##### Information given

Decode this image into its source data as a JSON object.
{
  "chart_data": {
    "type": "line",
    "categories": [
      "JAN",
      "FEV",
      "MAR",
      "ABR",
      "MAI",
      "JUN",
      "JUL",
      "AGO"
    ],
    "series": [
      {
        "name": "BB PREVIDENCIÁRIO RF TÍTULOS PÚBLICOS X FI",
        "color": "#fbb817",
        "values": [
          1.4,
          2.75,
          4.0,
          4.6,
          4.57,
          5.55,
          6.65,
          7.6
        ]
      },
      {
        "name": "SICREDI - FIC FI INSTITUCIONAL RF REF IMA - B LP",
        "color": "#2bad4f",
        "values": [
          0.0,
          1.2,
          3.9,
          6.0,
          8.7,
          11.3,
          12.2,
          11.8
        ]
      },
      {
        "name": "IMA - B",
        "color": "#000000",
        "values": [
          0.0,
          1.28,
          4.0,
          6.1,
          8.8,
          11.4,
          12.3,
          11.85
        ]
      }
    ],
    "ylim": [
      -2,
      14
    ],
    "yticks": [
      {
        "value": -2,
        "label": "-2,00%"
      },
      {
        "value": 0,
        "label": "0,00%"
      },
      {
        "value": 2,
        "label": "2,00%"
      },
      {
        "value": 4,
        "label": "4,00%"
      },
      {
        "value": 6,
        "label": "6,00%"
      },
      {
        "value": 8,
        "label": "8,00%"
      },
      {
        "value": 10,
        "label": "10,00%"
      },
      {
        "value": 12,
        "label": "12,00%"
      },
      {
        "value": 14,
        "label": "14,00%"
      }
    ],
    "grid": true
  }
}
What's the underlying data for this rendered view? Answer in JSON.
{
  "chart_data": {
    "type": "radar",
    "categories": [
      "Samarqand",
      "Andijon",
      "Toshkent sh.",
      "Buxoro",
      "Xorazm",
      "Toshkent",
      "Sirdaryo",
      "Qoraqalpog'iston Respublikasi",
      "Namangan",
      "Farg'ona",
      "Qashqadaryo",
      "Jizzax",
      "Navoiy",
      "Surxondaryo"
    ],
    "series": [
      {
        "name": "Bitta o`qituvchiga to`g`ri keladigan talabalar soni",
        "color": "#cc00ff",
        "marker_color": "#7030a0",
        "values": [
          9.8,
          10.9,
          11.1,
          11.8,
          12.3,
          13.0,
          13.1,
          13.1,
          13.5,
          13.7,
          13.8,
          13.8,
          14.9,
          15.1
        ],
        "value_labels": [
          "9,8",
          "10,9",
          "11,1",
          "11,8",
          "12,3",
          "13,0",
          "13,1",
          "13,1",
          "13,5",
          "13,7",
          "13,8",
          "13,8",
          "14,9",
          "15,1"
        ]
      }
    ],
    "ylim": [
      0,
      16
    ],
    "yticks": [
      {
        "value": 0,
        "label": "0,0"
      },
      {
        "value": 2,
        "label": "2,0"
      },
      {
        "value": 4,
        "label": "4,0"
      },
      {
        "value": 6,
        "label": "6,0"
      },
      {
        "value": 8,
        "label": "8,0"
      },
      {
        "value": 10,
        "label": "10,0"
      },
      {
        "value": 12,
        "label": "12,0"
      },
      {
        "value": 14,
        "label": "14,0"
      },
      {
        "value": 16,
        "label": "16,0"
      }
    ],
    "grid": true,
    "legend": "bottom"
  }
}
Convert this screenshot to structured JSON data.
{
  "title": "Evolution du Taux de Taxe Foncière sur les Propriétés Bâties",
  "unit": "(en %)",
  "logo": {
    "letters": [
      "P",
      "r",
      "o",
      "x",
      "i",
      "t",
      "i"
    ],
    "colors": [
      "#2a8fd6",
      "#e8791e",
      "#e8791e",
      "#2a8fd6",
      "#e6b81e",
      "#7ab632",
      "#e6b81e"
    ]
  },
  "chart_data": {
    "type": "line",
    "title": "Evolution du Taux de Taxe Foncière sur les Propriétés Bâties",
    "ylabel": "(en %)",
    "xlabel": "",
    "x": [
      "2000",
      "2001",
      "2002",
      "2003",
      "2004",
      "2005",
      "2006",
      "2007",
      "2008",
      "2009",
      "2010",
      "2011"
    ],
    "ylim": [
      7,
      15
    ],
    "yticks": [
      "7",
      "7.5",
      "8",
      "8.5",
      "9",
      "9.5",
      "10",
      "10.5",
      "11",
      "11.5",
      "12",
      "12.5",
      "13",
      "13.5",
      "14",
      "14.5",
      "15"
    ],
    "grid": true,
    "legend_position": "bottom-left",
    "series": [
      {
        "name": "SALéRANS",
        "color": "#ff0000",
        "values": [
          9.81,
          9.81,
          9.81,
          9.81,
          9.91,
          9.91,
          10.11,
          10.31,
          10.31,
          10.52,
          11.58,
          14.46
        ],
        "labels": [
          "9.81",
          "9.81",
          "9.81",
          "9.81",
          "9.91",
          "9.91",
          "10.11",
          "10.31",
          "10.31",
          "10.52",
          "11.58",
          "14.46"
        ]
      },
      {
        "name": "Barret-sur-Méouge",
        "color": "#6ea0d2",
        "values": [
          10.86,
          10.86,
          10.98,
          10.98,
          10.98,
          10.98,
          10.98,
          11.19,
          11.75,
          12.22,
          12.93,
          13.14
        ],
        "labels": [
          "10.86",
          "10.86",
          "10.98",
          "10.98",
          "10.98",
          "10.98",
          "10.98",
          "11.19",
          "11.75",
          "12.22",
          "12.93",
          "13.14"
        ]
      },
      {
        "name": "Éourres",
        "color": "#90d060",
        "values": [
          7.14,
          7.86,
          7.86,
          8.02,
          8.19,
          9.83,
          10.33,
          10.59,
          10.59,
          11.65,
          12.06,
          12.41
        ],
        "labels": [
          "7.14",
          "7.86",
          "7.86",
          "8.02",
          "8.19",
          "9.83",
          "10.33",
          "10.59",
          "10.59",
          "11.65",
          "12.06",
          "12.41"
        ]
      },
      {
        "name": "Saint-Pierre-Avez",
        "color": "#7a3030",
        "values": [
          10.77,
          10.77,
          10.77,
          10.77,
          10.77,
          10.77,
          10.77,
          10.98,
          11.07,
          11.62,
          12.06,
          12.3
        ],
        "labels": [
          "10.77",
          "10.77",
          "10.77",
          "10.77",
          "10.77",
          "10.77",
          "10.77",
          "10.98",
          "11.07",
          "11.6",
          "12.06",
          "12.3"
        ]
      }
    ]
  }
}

##########

The request » Select from the material above each line in which the string "name" appears, and list those lines.

Solved problem »
        "name": "BB PREVIDENCIÁRIO RF TÍTULOS PÚBLICOS X FI",
        "name": "SICREDI - FIC FI INSTITUCIONAL RF REF IMA - B LP",
        "name": "IMA - B",
        "name": "Bitta o`qituvchiga to`g`ri keladigan talabalar soni",
        "name": "SALéRANS",
        "name": "Barret-sur-Méouge",
        "name": "Éourres",
        "name": "Saint-Pierre-Avez",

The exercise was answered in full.